* Records shown
* * *

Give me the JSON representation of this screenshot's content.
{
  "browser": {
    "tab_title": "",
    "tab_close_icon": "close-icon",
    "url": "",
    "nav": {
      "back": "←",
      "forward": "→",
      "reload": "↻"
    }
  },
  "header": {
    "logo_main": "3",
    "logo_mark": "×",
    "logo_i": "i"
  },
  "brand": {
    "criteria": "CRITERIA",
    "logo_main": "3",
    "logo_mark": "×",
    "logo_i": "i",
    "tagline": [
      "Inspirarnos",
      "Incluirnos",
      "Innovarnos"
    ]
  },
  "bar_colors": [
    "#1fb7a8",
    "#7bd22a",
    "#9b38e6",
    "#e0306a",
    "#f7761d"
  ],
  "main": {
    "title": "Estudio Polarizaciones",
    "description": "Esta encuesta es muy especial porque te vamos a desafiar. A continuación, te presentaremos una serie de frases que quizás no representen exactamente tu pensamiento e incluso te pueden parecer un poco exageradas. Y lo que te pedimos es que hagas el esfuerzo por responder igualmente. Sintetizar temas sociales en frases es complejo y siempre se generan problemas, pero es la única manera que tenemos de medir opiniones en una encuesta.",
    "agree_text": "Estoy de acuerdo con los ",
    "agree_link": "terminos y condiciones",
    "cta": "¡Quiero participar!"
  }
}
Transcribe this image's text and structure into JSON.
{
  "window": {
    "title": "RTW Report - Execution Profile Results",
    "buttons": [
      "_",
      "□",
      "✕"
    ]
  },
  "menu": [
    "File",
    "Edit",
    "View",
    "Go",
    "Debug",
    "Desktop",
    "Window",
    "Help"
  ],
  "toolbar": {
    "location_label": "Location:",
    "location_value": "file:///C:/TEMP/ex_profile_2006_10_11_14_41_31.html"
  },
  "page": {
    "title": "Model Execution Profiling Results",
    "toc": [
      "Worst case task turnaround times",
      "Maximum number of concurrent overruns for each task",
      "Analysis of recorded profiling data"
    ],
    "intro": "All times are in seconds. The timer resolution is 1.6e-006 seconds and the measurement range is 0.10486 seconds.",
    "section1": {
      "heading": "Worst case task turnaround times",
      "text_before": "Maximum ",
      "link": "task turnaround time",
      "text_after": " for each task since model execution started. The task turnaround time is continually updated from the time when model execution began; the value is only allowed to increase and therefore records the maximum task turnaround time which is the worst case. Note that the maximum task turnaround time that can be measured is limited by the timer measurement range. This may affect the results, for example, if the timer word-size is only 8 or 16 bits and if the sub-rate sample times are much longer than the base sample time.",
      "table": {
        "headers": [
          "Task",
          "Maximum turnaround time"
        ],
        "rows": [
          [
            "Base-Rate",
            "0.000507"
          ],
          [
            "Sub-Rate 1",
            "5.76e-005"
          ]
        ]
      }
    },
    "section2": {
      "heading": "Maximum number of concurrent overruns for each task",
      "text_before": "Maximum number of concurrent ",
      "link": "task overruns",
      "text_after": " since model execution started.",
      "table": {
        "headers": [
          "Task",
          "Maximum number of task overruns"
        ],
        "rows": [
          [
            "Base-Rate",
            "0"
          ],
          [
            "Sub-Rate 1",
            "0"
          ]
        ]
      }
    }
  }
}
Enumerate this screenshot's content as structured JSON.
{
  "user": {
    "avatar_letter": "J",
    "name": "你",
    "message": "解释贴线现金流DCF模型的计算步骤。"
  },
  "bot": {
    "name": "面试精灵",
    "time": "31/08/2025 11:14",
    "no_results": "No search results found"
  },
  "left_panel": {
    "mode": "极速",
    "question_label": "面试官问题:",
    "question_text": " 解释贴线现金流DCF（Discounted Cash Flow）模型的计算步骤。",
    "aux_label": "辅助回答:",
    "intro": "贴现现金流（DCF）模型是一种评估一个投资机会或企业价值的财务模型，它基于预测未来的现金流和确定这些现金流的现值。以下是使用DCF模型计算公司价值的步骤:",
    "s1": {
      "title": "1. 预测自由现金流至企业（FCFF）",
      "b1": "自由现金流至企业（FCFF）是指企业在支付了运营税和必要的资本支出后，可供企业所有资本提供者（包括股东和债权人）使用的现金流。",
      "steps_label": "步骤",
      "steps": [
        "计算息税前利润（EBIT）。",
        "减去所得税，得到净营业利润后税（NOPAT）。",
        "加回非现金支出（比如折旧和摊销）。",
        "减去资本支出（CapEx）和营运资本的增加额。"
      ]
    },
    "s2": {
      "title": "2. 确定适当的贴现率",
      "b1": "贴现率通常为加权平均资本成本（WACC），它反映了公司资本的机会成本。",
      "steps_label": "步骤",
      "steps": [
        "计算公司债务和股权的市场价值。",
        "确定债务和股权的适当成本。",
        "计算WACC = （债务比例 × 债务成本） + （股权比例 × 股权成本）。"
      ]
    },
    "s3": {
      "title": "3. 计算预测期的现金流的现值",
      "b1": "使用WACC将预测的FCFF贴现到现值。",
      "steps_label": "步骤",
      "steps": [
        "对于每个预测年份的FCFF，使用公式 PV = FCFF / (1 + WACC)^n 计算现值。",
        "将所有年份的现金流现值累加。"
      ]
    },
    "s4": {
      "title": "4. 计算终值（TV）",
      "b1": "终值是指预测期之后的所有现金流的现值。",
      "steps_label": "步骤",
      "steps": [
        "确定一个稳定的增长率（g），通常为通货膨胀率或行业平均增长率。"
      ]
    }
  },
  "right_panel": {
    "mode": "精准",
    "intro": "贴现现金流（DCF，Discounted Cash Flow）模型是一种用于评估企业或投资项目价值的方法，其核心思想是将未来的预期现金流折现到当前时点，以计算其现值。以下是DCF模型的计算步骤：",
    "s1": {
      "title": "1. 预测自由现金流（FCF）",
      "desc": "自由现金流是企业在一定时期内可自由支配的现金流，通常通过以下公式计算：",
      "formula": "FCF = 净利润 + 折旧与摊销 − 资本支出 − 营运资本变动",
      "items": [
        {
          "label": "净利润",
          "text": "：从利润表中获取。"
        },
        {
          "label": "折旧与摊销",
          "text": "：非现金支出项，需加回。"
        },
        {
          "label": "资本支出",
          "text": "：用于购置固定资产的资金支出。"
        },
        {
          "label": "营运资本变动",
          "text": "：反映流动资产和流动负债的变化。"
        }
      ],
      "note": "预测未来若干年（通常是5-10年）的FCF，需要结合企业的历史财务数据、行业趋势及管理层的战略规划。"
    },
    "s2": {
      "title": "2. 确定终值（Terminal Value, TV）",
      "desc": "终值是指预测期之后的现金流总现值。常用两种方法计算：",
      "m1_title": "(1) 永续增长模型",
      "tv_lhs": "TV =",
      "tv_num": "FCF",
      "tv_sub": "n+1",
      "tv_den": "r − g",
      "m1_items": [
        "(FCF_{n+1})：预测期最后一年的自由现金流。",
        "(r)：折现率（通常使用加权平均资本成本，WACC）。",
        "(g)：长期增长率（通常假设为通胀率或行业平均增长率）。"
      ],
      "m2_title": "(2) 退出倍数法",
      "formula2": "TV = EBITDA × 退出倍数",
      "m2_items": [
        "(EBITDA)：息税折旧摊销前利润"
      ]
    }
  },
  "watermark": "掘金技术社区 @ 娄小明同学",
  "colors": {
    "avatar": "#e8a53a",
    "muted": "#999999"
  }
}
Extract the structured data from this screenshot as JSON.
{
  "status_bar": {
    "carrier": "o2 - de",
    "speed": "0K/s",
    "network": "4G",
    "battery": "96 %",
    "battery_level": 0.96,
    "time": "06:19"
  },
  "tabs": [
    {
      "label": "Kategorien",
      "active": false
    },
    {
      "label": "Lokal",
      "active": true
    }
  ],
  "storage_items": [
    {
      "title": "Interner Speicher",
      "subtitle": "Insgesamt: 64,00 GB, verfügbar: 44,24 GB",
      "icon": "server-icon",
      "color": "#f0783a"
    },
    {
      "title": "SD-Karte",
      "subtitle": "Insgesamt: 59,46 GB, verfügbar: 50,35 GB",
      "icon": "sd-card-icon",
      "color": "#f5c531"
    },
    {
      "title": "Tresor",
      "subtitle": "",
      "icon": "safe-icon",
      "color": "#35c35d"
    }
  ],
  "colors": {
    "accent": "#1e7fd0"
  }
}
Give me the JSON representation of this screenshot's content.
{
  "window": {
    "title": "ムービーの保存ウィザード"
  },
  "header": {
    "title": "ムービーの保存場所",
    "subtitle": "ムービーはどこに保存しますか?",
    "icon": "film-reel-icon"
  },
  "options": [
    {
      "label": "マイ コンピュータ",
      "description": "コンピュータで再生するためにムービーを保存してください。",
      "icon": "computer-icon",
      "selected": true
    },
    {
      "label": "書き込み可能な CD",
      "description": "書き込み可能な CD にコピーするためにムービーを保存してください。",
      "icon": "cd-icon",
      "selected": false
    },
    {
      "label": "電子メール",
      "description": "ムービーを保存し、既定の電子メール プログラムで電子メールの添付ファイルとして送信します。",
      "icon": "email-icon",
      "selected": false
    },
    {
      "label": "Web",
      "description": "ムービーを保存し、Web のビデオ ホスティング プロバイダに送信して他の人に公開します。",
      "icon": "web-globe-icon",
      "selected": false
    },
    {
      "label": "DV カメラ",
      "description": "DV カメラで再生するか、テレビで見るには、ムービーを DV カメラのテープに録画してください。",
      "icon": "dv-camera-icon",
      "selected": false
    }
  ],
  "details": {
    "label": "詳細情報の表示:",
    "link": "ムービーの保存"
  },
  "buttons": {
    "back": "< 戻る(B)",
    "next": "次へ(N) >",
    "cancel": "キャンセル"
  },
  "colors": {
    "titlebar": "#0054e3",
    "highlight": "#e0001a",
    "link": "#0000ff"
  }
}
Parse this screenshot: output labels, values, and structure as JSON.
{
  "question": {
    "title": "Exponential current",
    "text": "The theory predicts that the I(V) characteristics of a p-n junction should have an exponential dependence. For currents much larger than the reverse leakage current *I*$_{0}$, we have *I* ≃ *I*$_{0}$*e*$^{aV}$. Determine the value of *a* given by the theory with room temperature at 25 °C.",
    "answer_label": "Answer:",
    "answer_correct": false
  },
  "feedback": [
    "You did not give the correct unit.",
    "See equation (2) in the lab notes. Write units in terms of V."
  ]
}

* * *

* Problem details
Give only the number of lines in the data that hold the string "started".

* The reply
2